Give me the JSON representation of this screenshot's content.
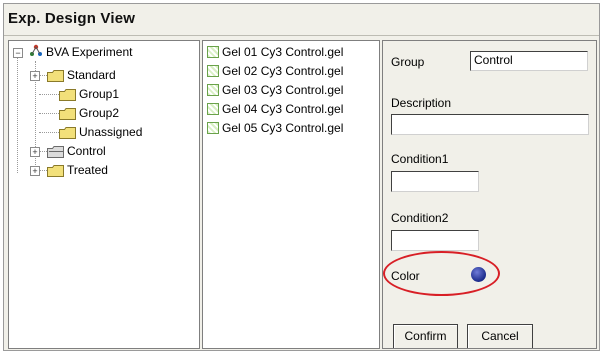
{
  "window": {
    "title": "Exp. Design View"
  },
  "tree": {
    "root": {
      "label": "BVA Experiment",
      "expander": "−"
    },
    "items": [
      {
        "label": "Standard",
        "expander": "+"
      },
      {
        "label": "Group1",
        "expander": ""
      },
      {
        "label": "Group2",
        "expander": ""
      },
      {
        "label": "Unassigned",
        "expander": ""
      },
      {
        "label": "Control",
        "expander": "+"
      },
      {
        "label": "Treated",
        "expander": "+"
      }
    ]
  },
  "gels": [
    "Gel 01 Cy3 Control.gel",
    "Gel 02 Cy3 Control.gel",
    "Gel 03 Cy3 Control.gel",
    "Gel 04 Cy3 Control.gel",
    "Gel 05 Cy3 Control.gel"
  ],
  "properties": {
    "group_label": "Group",
    "group_value": "Control",
    "description_label": "Description",
    "description_value": "",
    "condition1_label": "Condition1",
    "condition1_value": "",
    "condition2_label": "Condition2",
    "condition2_value": "",
    "color_label": "Color",
    "color_value": "#2a3aa8",
    "confirm_label": "Confirm",
    "cancel_label": "Cancel"
  },
  "colors": {
    "highlight_ellipse": "#d81f26",
    "folder": "#f2e07a",
    "folder_open": "#dcdcdc"
  },
  "icons": {
    "root": "network-tree-icon",
    "folder": "folder-icon",
    "gel": "gel-file-icon",
    "color": "color-swatch-icon"
  }
}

**GIVEN EXERCISE**
Output all the records, word for word, with no pictures in the copy.

**RIGHT ANSWER**
Give me the JSON representation of this screenshot's content.
{
  "window": {
    "title": "Exp. Design View"
  },
  "tree": {
    "root": {
      "label": "BVA Experiment",
      "expander": "−"
    },
    "items": [
      {
        "label": "Standard",
        "expander": "+"
      },
      {
        "label": "Group1",
        "expander": ""
      },
      {
        "label": "Group2",
        "expander": ""
      },
      {
        "label": "Unassigned",
        "expander": ""
      },
      {
        "label": "Control",
        "expander": "+"
      },
      {
        "label": "Treated",
        "expander": "+"
      }
    ]
  },
  "gels": [
    "Gel 01 Cy3 Control.gel",
    "Gel 02 Cy3 Control.gel",
    "Gel 03 Cy3 Control.gel",
    "Gel 04 Cy3 Control.gel",
    "Gel 05 Cy3 Control.gel"
  ],
  "properties": {
    "group_label": "Group",
    "group_value": "Control",
    "description_label": "Description",
    "description_value": "",
    "condition1_label": "Condition1",
    "condition1_value": "",
    "condition2_label": "Condition2",
    "condition2_value": "",
    "color_label": "Color",
    "color_value": "#2a3aa8",
    "confirm_label": "Confirm",
    "cancel_label": "Cancel"
  },
  "colors": {
    "highlight_ellipse": "#d81f26",
    "folder": "#f2e07a",
    "folder_open": "#dcdcdc"
  },
  "icons": {
    "root": "network-tree-icon",
    "folder": "folder-icon",
    "gel": "gel-file-icon",
    "color": "color-swatch-icon"
  }
}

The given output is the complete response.